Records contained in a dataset
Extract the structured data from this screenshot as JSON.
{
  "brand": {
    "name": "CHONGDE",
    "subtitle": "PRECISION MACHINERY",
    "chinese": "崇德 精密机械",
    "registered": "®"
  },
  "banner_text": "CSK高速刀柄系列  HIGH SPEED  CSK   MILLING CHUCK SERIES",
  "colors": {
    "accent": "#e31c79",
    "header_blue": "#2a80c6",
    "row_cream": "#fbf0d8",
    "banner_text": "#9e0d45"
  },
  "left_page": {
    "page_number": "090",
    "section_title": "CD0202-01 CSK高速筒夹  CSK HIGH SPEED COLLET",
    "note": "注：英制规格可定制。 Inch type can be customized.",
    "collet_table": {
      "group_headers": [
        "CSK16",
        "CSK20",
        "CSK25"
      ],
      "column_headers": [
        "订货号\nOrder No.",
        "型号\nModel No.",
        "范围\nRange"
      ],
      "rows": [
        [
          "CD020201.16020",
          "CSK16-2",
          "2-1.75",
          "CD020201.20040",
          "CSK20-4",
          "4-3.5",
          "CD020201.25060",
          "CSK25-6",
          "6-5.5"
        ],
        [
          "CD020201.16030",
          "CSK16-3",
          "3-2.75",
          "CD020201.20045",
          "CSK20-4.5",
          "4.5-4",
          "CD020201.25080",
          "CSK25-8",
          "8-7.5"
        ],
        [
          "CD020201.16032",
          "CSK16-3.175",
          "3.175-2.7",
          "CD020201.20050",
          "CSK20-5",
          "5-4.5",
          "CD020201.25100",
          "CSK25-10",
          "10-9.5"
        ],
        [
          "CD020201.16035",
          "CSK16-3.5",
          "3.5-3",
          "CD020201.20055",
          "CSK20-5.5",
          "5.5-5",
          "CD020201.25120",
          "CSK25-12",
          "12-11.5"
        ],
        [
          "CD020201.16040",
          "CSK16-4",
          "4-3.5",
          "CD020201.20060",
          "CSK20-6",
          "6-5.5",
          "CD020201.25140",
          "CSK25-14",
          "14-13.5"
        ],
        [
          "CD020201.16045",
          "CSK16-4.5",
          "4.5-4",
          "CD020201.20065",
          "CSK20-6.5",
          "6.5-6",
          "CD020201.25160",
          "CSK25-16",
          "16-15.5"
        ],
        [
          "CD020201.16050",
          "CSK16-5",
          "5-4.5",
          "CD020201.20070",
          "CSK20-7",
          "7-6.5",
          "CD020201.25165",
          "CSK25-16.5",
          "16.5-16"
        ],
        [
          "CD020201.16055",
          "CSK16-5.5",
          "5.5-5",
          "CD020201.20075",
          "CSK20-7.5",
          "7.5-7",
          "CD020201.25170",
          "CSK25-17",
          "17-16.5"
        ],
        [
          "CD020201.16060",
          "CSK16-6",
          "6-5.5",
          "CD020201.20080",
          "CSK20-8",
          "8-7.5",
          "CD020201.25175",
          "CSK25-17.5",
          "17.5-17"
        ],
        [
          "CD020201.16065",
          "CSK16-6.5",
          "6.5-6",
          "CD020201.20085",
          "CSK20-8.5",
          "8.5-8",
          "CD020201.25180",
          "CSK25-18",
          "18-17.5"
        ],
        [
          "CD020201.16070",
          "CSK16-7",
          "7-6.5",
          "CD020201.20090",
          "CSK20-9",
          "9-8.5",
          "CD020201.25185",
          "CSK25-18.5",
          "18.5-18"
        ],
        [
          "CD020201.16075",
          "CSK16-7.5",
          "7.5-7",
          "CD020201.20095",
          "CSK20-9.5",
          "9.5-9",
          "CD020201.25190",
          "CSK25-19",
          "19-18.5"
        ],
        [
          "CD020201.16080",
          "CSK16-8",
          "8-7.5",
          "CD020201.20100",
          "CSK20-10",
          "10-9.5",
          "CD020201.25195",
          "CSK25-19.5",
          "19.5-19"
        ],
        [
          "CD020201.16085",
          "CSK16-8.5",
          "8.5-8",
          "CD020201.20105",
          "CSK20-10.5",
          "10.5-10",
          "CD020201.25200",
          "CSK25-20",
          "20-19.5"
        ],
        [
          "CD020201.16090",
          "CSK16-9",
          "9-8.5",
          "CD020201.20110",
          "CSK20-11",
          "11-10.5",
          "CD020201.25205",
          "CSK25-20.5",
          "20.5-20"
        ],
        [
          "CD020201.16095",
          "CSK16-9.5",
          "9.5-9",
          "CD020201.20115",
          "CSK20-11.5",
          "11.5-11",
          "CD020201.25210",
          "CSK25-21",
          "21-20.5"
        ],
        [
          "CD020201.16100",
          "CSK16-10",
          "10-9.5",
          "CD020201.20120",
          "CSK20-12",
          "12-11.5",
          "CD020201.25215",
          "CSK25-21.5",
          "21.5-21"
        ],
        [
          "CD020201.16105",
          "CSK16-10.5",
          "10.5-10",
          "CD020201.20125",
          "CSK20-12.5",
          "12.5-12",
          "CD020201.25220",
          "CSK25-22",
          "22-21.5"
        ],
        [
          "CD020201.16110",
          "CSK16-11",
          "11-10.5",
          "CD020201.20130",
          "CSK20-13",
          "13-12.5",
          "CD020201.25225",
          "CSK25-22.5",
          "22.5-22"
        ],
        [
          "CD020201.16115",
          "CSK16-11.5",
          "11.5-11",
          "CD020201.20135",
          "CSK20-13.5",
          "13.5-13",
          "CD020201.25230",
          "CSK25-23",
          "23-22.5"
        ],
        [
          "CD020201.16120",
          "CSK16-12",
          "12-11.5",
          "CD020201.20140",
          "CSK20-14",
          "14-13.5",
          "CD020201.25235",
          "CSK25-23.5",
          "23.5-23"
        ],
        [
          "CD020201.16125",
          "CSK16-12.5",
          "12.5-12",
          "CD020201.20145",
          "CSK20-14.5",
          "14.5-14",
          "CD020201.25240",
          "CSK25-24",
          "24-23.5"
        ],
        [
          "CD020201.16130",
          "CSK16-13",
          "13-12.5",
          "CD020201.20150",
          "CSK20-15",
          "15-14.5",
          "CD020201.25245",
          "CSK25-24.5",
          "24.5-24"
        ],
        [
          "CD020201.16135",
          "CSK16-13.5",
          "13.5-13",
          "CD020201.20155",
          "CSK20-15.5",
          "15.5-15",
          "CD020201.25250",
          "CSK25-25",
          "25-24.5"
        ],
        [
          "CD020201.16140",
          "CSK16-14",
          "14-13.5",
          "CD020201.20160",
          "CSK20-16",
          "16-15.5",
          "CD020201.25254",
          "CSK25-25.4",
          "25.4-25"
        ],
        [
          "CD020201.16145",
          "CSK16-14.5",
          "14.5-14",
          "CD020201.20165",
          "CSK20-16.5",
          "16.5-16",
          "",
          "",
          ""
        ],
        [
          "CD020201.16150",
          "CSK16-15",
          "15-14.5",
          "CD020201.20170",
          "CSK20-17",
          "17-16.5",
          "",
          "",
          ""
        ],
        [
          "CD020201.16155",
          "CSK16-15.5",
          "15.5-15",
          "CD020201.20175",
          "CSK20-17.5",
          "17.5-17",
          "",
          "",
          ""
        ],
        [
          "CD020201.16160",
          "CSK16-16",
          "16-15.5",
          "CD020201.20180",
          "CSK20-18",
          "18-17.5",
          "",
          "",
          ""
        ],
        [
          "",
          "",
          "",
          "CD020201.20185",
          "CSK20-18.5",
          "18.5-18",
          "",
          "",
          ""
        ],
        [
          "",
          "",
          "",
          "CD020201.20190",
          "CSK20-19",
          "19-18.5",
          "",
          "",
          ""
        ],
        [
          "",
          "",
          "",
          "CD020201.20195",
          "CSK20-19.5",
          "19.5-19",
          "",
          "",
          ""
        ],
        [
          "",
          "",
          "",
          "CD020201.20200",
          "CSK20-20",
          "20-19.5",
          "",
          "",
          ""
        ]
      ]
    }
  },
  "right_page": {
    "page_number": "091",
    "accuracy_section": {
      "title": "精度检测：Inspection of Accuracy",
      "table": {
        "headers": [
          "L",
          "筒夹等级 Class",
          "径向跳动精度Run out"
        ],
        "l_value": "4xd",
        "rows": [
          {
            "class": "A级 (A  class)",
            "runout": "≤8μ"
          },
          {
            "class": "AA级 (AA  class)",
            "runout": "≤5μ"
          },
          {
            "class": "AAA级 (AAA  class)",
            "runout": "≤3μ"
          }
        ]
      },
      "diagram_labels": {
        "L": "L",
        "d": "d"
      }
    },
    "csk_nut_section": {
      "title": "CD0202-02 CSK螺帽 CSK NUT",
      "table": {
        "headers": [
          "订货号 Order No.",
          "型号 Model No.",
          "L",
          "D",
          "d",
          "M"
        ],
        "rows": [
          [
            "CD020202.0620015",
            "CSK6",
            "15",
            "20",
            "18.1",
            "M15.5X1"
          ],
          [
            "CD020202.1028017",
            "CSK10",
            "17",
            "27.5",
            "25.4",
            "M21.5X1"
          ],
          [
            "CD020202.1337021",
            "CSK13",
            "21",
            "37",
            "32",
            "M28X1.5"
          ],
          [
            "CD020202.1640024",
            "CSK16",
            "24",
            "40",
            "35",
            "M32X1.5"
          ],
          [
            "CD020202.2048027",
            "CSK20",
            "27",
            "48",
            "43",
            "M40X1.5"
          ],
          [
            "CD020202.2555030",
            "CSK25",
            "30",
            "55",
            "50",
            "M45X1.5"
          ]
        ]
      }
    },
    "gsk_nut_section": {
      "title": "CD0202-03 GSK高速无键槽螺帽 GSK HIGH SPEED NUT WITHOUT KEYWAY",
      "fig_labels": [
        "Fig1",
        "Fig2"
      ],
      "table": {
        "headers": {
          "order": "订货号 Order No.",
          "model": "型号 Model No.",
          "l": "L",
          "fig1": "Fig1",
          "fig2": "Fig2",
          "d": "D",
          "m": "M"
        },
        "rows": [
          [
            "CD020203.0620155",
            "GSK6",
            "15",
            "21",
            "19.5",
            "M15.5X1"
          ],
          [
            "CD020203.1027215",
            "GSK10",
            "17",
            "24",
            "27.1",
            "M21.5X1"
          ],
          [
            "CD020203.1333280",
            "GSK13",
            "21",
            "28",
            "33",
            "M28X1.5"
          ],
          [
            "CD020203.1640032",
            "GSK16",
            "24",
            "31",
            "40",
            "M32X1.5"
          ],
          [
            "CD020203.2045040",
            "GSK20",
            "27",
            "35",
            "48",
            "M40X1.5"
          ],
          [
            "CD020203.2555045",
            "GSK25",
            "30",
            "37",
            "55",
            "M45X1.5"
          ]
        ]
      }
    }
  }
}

#### Short problem
Scan the data above and copy every line with "SPEED" in it.

#### The result
  "banner_text": "CSK高速刀柄系列  HIGH SPEED  CSK   MILLING CHUCK SERIES",
    "section_title": "CD0202-01 CSK高速筒夹  CSK HIGH SPEED COLLET",
      "title": "CD0202-03 GSK高速无键槽螺帽 GSK HIGH SPEED NUT WITHOUT KEYWAY",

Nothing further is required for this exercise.